WRITTEN INSTRUCTION: Gather the lines that hold the string "Soccer".

** begin STORED DATA **

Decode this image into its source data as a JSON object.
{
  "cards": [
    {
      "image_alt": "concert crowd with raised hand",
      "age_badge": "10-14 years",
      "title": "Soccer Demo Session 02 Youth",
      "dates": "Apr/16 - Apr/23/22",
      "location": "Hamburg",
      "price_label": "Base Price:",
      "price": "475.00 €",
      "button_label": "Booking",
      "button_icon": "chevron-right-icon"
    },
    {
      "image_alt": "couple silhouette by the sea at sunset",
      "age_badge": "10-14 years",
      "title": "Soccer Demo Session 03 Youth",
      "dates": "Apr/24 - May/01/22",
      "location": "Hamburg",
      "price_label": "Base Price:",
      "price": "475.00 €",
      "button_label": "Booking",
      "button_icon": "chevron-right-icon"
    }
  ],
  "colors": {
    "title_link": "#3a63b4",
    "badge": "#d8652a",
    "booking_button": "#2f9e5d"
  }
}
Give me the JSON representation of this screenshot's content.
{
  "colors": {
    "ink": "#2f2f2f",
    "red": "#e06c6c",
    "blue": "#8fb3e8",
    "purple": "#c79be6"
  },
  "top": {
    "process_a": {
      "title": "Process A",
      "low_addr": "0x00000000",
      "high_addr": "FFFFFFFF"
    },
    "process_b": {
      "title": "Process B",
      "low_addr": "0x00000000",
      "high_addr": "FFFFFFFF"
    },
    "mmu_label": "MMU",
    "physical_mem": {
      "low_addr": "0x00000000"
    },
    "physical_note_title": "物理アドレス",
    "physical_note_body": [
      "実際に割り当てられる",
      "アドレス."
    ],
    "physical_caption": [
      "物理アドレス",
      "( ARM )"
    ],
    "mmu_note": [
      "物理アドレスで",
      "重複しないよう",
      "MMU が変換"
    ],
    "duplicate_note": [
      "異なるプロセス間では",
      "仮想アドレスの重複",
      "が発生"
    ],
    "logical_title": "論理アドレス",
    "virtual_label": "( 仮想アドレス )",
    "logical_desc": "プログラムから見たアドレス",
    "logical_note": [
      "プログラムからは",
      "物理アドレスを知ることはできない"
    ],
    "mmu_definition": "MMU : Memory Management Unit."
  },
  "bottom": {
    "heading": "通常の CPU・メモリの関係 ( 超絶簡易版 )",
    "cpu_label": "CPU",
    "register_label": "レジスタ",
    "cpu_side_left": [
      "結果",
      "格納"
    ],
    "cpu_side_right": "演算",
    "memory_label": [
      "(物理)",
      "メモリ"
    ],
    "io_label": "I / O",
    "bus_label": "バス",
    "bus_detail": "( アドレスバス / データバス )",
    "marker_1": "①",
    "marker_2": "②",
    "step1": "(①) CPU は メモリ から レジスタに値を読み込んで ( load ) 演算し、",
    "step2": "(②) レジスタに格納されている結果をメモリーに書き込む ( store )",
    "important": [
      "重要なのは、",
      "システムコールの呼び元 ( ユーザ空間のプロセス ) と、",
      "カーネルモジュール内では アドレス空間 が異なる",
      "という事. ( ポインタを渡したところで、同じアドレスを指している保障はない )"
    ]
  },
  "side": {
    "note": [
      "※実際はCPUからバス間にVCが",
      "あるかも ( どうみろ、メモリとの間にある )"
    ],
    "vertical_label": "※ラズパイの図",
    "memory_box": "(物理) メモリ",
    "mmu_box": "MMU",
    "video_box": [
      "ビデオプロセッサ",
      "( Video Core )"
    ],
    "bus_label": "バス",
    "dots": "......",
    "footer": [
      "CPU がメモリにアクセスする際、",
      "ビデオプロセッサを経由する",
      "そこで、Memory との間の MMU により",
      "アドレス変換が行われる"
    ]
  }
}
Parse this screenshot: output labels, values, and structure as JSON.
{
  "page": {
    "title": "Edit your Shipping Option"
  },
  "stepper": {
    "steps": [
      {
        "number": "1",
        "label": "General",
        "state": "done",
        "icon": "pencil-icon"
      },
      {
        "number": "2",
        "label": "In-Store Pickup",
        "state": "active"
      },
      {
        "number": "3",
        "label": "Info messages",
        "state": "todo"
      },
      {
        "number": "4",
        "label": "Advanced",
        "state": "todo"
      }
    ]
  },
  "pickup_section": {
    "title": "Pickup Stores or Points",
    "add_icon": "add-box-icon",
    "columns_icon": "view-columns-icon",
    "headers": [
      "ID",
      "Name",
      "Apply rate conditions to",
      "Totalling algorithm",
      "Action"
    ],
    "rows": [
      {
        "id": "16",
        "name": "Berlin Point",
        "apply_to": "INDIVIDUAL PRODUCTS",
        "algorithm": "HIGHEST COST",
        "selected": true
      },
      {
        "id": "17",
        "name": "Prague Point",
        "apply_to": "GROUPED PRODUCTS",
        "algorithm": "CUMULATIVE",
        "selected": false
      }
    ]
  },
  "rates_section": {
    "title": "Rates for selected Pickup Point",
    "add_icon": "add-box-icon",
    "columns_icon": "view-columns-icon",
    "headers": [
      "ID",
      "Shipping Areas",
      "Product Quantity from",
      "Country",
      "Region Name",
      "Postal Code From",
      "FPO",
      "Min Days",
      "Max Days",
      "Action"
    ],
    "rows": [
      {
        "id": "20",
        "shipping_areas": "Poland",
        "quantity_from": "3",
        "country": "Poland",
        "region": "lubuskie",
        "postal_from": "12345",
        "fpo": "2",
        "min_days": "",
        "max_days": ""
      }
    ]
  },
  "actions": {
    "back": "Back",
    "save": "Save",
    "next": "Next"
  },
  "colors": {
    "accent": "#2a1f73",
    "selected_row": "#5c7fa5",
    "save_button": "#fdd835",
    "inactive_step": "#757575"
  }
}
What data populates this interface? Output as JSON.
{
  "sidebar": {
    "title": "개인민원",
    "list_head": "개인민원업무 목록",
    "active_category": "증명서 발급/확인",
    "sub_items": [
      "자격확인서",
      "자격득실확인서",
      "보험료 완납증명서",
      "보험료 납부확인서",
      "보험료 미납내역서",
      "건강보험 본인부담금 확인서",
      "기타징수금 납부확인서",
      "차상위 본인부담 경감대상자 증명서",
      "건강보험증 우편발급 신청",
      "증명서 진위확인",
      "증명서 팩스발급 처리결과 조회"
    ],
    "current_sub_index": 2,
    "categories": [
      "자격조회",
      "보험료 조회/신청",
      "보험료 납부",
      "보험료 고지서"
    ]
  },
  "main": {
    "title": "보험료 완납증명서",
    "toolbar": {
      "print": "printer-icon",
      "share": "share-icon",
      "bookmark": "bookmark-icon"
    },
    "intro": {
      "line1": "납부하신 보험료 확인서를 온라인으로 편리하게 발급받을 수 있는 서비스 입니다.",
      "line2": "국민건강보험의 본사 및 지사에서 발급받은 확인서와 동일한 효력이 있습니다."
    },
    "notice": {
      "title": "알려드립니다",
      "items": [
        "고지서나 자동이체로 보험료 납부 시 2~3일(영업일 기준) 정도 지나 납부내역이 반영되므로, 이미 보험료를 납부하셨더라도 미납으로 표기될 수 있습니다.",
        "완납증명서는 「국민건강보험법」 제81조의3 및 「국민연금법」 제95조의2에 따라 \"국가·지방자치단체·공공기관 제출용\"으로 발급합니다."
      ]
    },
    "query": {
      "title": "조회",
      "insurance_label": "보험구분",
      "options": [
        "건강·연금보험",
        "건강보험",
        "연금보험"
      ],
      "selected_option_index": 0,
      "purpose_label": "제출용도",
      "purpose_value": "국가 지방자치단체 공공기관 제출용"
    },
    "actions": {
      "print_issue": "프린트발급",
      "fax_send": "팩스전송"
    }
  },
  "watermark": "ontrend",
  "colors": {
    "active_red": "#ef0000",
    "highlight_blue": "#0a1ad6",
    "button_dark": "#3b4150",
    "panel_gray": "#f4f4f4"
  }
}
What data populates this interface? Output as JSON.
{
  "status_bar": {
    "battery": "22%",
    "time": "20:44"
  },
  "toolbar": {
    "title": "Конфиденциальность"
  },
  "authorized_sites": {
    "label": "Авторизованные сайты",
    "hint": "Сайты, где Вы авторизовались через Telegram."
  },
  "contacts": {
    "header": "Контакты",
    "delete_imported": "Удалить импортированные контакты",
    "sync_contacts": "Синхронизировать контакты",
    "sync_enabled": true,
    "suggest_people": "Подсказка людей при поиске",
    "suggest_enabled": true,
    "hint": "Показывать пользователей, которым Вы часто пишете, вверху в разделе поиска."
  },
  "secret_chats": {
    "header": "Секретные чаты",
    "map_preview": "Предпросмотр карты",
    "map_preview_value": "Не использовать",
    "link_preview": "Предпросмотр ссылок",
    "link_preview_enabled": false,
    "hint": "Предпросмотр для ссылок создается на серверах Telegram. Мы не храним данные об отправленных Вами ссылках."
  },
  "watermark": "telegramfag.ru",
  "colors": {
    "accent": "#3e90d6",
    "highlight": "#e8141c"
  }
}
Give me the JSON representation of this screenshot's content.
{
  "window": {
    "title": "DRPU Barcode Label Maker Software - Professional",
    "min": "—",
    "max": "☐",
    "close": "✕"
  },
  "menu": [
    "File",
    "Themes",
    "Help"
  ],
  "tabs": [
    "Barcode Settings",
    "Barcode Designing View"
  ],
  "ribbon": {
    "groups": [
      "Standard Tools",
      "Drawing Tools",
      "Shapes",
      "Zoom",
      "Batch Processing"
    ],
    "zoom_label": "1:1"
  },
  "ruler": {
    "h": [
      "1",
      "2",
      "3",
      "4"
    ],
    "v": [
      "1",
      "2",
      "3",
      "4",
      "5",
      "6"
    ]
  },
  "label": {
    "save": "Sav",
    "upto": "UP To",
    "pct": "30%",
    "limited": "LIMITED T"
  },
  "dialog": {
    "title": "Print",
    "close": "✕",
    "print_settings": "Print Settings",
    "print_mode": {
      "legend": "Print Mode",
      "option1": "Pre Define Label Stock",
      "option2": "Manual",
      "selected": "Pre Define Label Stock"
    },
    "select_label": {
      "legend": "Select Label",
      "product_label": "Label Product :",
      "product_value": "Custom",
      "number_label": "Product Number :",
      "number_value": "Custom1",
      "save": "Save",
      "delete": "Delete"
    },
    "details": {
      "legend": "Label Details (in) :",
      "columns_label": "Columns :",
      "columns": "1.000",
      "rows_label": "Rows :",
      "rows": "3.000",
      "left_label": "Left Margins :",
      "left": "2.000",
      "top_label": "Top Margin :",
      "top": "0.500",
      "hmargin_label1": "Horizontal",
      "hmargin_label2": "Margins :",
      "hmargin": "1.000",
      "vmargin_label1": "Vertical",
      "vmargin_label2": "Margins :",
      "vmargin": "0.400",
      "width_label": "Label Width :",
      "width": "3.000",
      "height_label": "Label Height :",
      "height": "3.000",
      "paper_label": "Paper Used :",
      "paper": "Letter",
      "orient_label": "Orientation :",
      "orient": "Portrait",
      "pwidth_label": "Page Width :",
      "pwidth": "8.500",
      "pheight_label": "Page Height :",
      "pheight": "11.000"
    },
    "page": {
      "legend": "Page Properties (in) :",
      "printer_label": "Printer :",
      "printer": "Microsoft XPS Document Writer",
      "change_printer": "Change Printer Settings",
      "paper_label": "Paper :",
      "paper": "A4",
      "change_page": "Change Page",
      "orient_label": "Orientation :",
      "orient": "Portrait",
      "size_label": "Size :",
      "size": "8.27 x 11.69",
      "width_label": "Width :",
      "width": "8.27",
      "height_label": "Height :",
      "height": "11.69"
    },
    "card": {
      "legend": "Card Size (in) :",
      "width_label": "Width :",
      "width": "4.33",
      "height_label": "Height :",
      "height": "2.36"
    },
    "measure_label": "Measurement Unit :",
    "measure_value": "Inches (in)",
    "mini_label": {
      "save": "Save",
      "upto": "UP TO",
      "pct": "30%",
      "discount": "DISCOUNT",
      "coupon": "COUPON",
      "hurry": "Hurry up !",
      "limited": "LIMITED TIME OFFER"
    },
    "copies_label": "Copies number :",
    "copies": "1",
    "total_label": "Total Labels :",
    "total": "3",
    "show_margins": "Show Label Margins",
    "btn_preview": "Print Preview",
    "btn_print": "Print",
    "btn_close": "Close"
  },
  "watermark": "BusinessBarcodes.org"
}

** end STORED DATA **

SOLUTION TO THE PROBLEM:
      "title": "Soccer Demo Session 02 Youth",
      "title": "Soccer Demo Session 03 Youth",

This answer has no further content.